PROBLEM STATEMENT
Transcribe every entry word for word. Skip the pictures.

INPUT RECORDS
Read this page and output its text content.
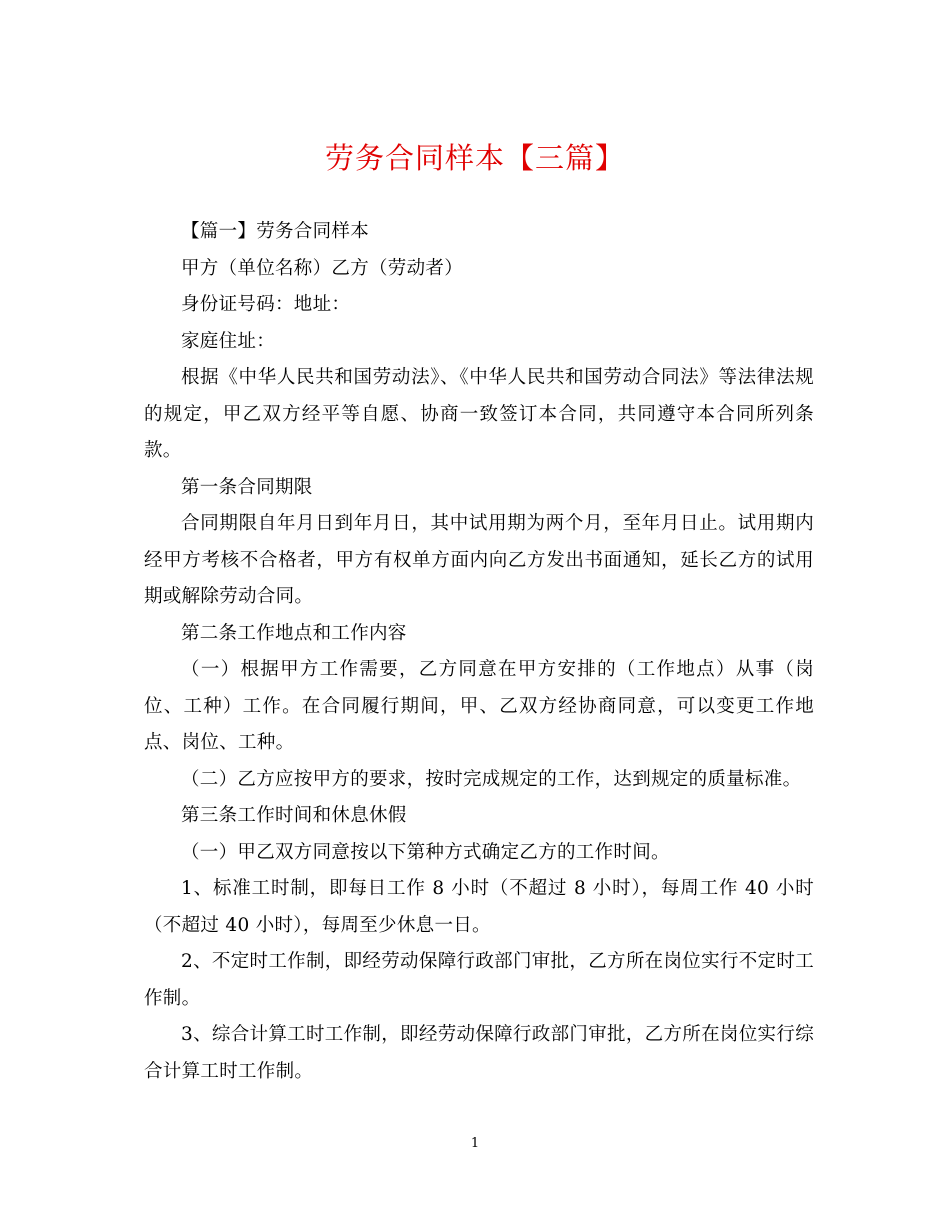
劳务合同样本【三篇】

【篇一】劳务合同样本

甲方（单位名称）乙方（劳动者）

身份证号码：地址：

家庭住址：

根据《中华人民共和国劳动法》、《中华人民共和国劳动合同法》等法律法规的规定，甲乙双方经平等自愿、协商一致签订本合同，共同遵守本合同所列条款。

第一条合同期限

合同期限自年月日到年月日，其中试用期为两个月，至年月日止。试用期内经甲方考核不合格者，甲方有权单方面内向乙方发出书面通知，延长乙方的试用期或解除劳动合同。

第二条工作地点和工作内容

（一）根据甲方工作需要，乙方同意在甲方安排的（工作地点）从事（岗位、工种）工作。在合同履行期间，甲、乙双方经协商同意，可以变更工作地点、岗位、工种。

（二）乙方应按甲方的要求，按时完成规定的工作，达到规定的质量标准。

第三条工作时间和休息休假

（一）甲乙双方同意按以下第种方式确定乙方的工作时间。

1、标准工时制，即每日工作 8 小时（不超过 8 小时），每周工作 40 小时（不超过 40 小时），每周至少休息一日。

2、不定时工作制，即经劳动保障行政部门审批，乙方所在岗位实行不定时工作制。

3、综合计算工时工作制，即经劳动保障行政部门审批，乙方所在岗位实行综合计算工时工作制。

1
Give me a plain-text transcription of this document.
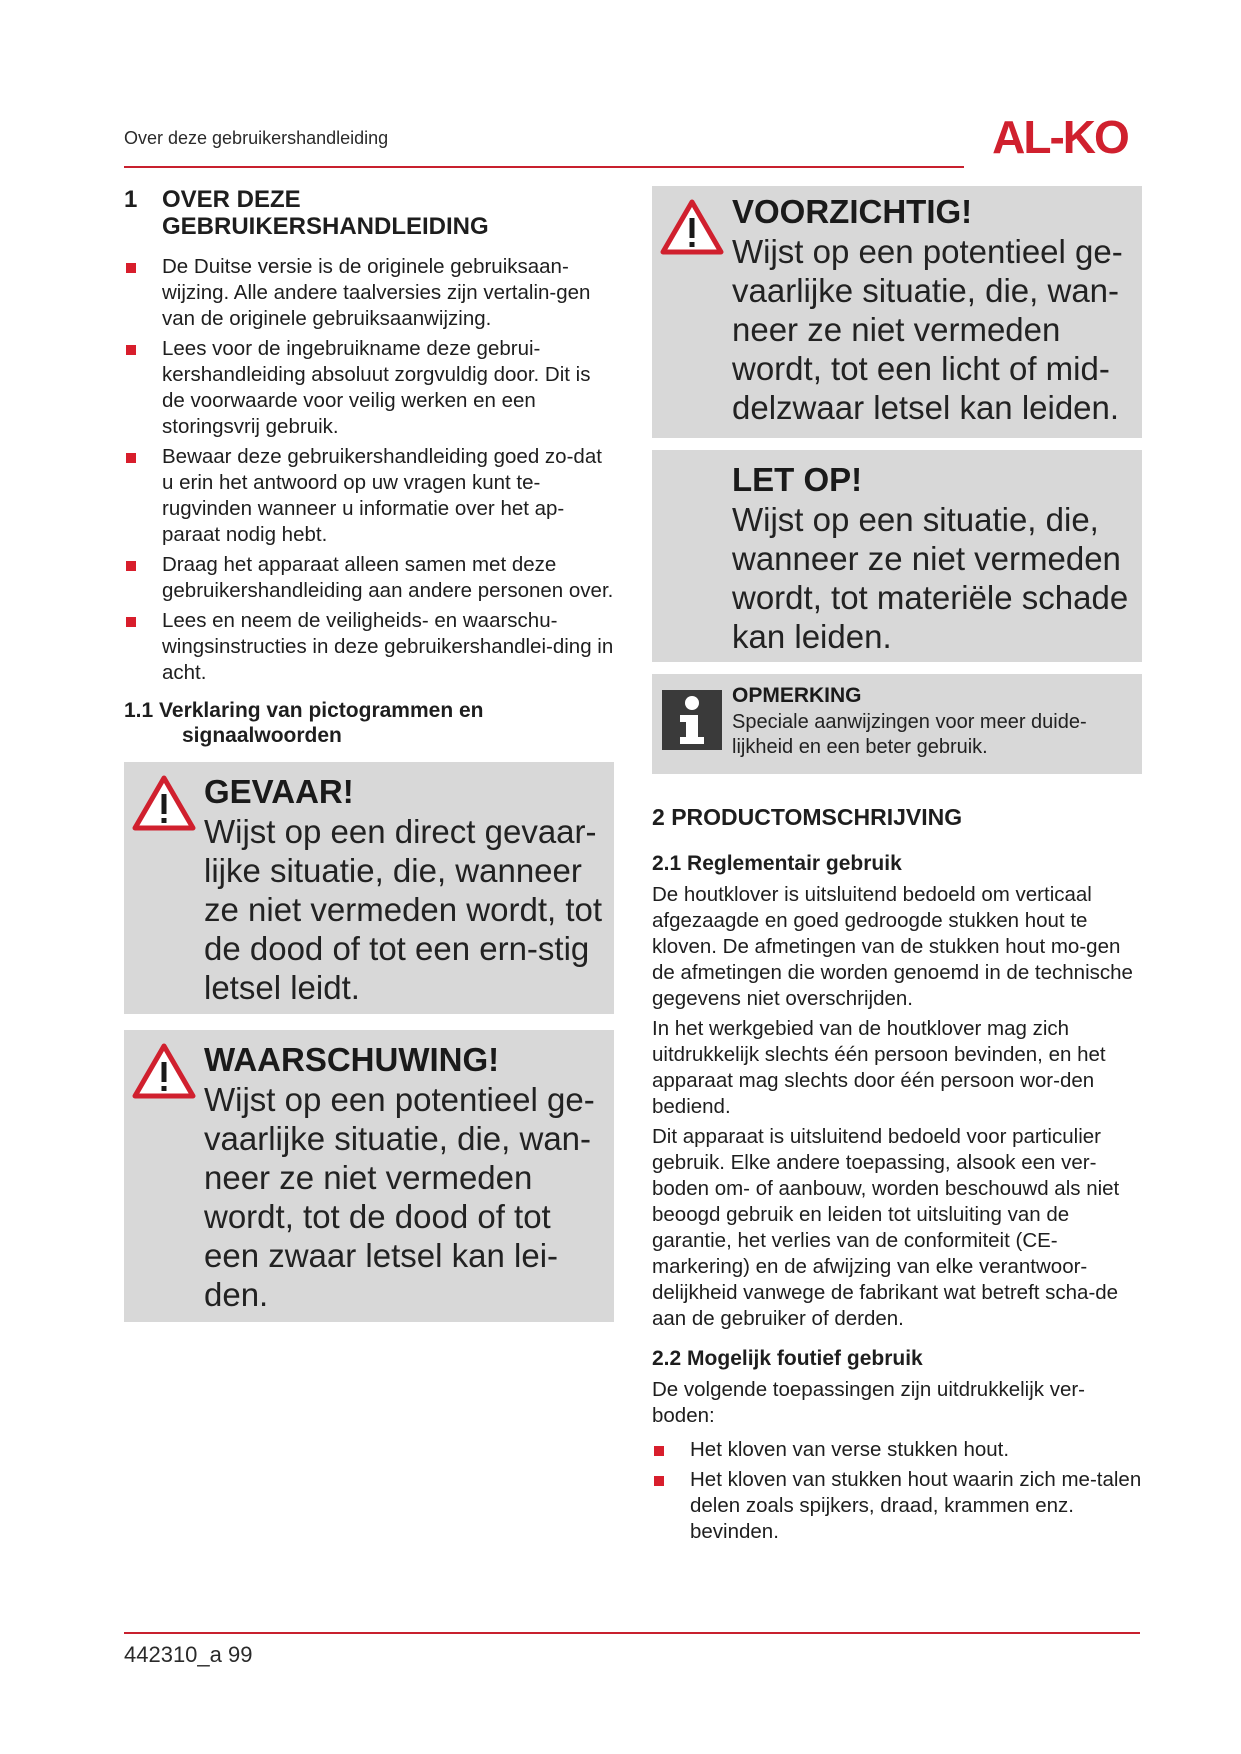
Over deze gebruikershandleiding	AL-KO
1 OVER DEZE
GEBRUIKERSHANDLEIDING
De Duitse versie is de originele gebruiksaan-wijzing. Alle andere taalversies zijn vertalin-gen van de originele gebruiksaanwijzing.
Lees voor de ingebruikname deze gebrui-kershandleiding absoluut zorgvuldig door. Dit is de voorwaarde voor veilig werken en een storingsvrij gebruik.
Bewaar deze gebruikershandleiding goed zo-dat u erin het antwoord op uw vragen kunt te-rugvinden wanneer u informatie over het ap-paraat nodig hebt.
Draag het apparaat alleen samen met deze gebruikershandleiding aan andere personen over.
Lees en neem de veiligheids- en waarschu-wingsinstructies in deze gebruikershandlei-ding in acht.
1.1 Verklaring van pictogrammen en
signaalwoorden
GEVAAR!
Wijst op een direct gevaar-lijke situatie, die, wanneer ze niet vermeden wordt, tot de dood of tot een ern-stig letsel leidt.
WAARSCHUWING!
Wijst op een potentieel ge-vaarlijke situatie, die, wan-neer ze niet vermeden wordt, tot de dood of tot een zwaar letsel kan lei-den.
VOORZICHTIG!
Wijst op een potentieel ge-vaarlijke situatie, die, wan-neer ze niet vermeden wordt, tot een licht of mid-delzwaar letsel kan leiden.
LET OP!
Wijst op een situatie, die, wanneer ze niet vermeden wordt, tot materiële schade kan leiden.
OPMERKING
Speciale aanwijzingen voor meer duide-lijkheid en een beter gebruik.
2 PRODUCTOMSCHRIJVING
2.1 Reglementair gebruik

De houtklover is uitsluitend bedoeld om verticaal afgezaagde en goed gedroogde stukken hout te kloven. De afmetingen van de stukken hout mo-gen de afmetingen die worden genoemd in de technische gegevens niet overschrijden.

In het werkgebied van de houtklover mag zich uitdrukkelijk slechts één persoon bevinden, en het apparaat mag slechts door één persoon wor-den bediend.

Dit apparaat is uitsluitend bedoeld voor particulier gebruik. Elke andere toepassing, alsook een ver-boden om- of aanbouw, worden beschouwd als niet beoogd gebruik en leiden tot uitsluiting van de garantie, het verlies van de conformiteit (CE-markering) en de afwijzing van elke verantwoor-delijkheid vanwege de fabrikant wat betreft scha-de aan de gebruiker of derden.

2.2 Mogelijk foutief gebruik

De volgende toepassingen zijn uitdrukkelijk ver-boden:

Het kloven van verse stukken hout.
Het kloven van stukken hout waarin zich me-talen delen zoals spijkers, draad, krammen enz. bevinden.
442310_a 99
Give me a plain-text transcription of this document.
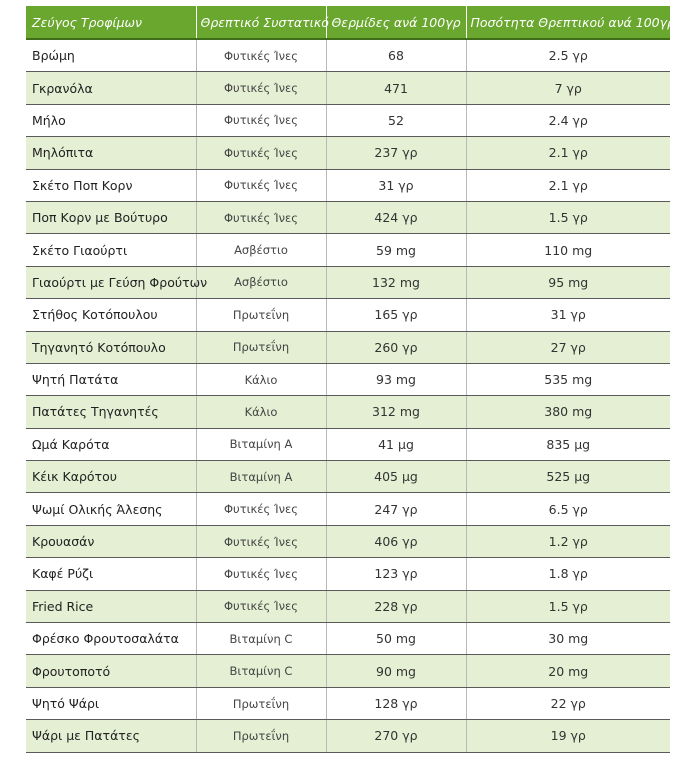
Ζεύγος Τροφίμων	Θρεπτικό Συστατικό	Θερμίδες ανά 100γρ	Ποσότητα Θρεπτικού ανά 100γρ
Βρώμη	Φυτικές Ίνες	68	2.5 γρ
Γκρανόλα	Φυτικές Ίνες	471	7 γρ
Μήλο	Φυτικές Ίνες	52	2.4 γρ
Μηλόπιτα	Φυτικές Ίνες	237 γρ	2.1 γρ
Σκέτο Ποπ Κορν	Φυτικές Ίνες	31 γρ	2.1 γρ
Ποπ Κορν με Βούτυρο	Φυτικές Ίνες	424 γρ	1.5 γρ
Σκέτο Γιαούρτι	Ασβέστιο	59 mg	110 mg
Γιαούρτι με Γεύση Φρούτων	Ασβέστιο	132 mg	95 mg
Στήθος Κοτόπουλου	Πρωτεΐνη	165 γρ	31 γρ
Τηγανητό Κοτόπουλο	Πρωτεΐνη	260 γρ	27 γρ
Ψητή Πατάτα	Κάλιο	93 mg	535 mg
Πατάτες Τηγανητές	Κάλιο	312 mg	380 mg
Ωμά Καρότα	Βιταμίνη Α	41 μg	835 μg
Κέικ Καρότου	Βιταμίνη Α	405 μg	525 μg
Ψωμί Ολικής Άλεσης	Φυτικές Ίνες	247 γρ	6.5 γρ
Κρουασάν	Φυτικές Ίνες	406 γρ	1.2 γρ
Καφέ Ρύζι	Φυτικές Ίνες	123 γρ	1.8 γρ
Fried Rice	Φυτικές Ίνες	228 γρ	1.5 γρ
Φρέσκο Φρουτοσαλάτα	Βιταμίνη C	50 mg	30 mg
Φρουτοποτό	Βιταμίνη C	90 mg	20 mg
Ψητό Ψάρι	Πρωτεΐνη	128 γρ	22 γρ
Ψάρι με Πατάτες	Πρωτεΐνη	270 γρ	19 γρ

RESULT OF THIS TASK
Read this page and output its text content.
劳务合同样本【三篇】

【篇一】劳务合同样本

甲方（单位名称）乙方（劳动者）

身份证号码：地址：

家庭住址：

根据《中华人民共和国劳动法》、《中华人民共和国劳动合同法》等法律法规的规定，甲乙双方经平等自愿、协商一致签订本合同，共同遵守本合同所列条款。

第一条合同期限

合同期限自年月日到年月日，其中试用期为两个月，至年月日止。试用期内经甲方考核不合格者，甲方有权单方面内向乙方发出书面通知，延长乙方的试用期或解除劳动合同。

第二条工作地点和工作内容

（一）根据甲方工作需要，乙方同意在甲方安排的（工作地点）从事（岗位、工种）工作。在合同履行期间，甲、乙双方经协商同意，可以变更工作地点、岗位、工种。

（二）乙方应按甲方的要求，按时完成规定的工作，达到规定的质量标准。

第三条工作时间和休息休假

（一）甲乙双方同意按以下第种方式确定乙方的工作时间。

1、标准工时制，即每日工作 8 小时（不超过 8 小时），每周工作 40 小时（不超过 40 小时），每周至少休息一日。

2、不定时工作制，即经劳动保障行政部门审批，乙方所在岗位实行不定时工作制。

3、综合计算工时工作制，即经劳动保障行政部门审批，乙方所在岗位实行综合计算工时工作制。

1
Give me a plain-text transcription of this document.
Over deze gebruikershandleiding	AL-KO
1 OVER DEZE
GEBRUIKERSHANDLEIDING
De Duitse versie is de originele gebruiksaan-wijzing. Alle andere taalversies zijn vertalin-gen van de originele gebruiksaanwijzing.
Lees voor de ingebruikname deze gebrui-kershandleiding absoluut zorgvuldig door. Dit is de voorwaarde voor veilig werken en een storingsvrij gebruik.
Bewaar deze gebruikershandleiding goed zo-dat u erin het antwoord op uw vragen kunt te-rugvinden wanneer u informatie over het ap-paraat nodig hebt.
Draag het apparaat alleen samen met deze gebruikershandleiding aan andere personen over.
Lees en neem de veiligheids- en waarschu-wingsinstructies in deze gebruikershandlei-ding in acht.
1.1 Verklaring van pictogrammen en
signaalwoorden
GEVAAR!
Wijst op een direct gevaar-lijke situatie, die, wanneer ze niet vermeden wordt, tot de dood of tot een ern-stig letsel leidt.
WAARSCHUWING!
Wijst op een potentieel ge-vaarlijke situatie, die, wan-neer ze niet vermeden wordt, tot de dood of tot een zwaar letsel kan lei-den.
VOORZICHTIG!
Wijst op een potentieel ge-vaarlijke situatie, die, wan-neer ze niet vermeden wordt, tot een licht of mid-delzwaar letsel kan leiden.
LET OP!
Wijst op een situatie, die, wanneer ze niet vermeden wordt, tot materiële schade kan leiden.
OPMERKING
Speciale aanwijzingen voor meer duide-lijkheid en een beter gebruik.
2 PRODUCTOMSCHRIJVING
2.1 Reglementair gebruik

De houtklover is uitsluitend bedoeld om verticaal afgezaagde en goed gedroogde stukken hout te kloven. De afmetingen van de stukken hout mo-gen de afmetingen die worden genoemd in de technische gegevens niet overschrijden.

In het werkgebied van de houtklover mag zich uitdrukkelijk slechts één persoon bevinden, en het apparaat mag slechts door één persoon wor-den bediend.

Dit apparaat is uitsluitend bedoeld voor particulier gebruik. Elke andere toepassing, alsook een ver-boden om- of aanbouw, worden beschouwd als niet beoogd gebruik en leiden tot uitsluiting van de garantie, het verlies van de conformiteit (CE-markering) en de afwijzing van elke verantwoor-delijkheid vanwege de fabrikant wat betreft scha-de aan de gebruiker of derden.

2.2 Mogelijk foutief gebruik

De volgende toepassingen zijn uitdrukkelijk ver-boden:

Het kloven van verse stukken hout.
Het kloven van stukken hout waarin zich me-talen delen zoals spijkers, draad, krammen enz. bevinden.
442310_a 99
Give me a plain-text transcription of this document.
Ζεύγος Τροφίμων	Θρεπτικό Συστατικό	Θερμίδες ανά 100γρ	Ποσότητα Θρεπτικού ανά 100γρ
Βρώμη	Φυτικές Ίνες	68	2.5 γρ
Γκρανόλα	Φυτικές Ίνες	471	7 γρ
Μήλο	Φυτικές Ίνες	52	2.4 γρ
Μηλόπιτα	Φυτικές Ίνες	237 γρ	2.1 γρ
Σκέτο Ποπ Κορν	Φυτικές Ίνες	31 γρ	2.1 γρ
Ποπ Κορν με Βούτυρο	Φυτικές Ίνες	424 γρ	1.5 γρ
Σκέτο Γιαούρτι	Ασβέστιο	59 mg	110 mg
Γιαούρτι με Γεύση Φρούτων	Ασβέστιο	132 mg	95 mg
Στήθος Κοτόπουλου	Πρωτεΐνη	165 γρ	31 γρ
Τηγανητό Κοτόπουλο	Πρωτεΐνη	260 γρ	27 γρ
Ψητή Πατάτα	Κάλιο	93 mg	535 mg
Πατάτες Τηγανητές	Κάλιο	312 mg	380 mg
Ωμά Καρότα	Βιταμίνη Α	41 μg	835 μg
Κέικ Καρότου	Βιταμίνη Α	405 μg	525 μg
Ψωμί Ολικής Άλεσης	Φυτικές Ίνες	247 γρ	6.5 γρ
Κρουασάν	Φυτικές Ίνες	406 γρ	1.2 γρ
Καφέ Ρύζι	Φυτικές Ίνες	123 γρ	1.8 γρ
Fried Rice	Φυτικές Ίνες	228 γρ	1.5 γρ
Φρέσκο Φρουτοσαλάτα	Βιταμίνη C	50 mg	30 mg
Φρουτοποτό	Βιταμίνη C	90 mg	20 mg
Ψητό Ψάρι	Πρωτεΐνη	128 γρ	22 γρ
Ψάρι με Πατάτες	Πρωτεΐνη	270 γρ	19 γρ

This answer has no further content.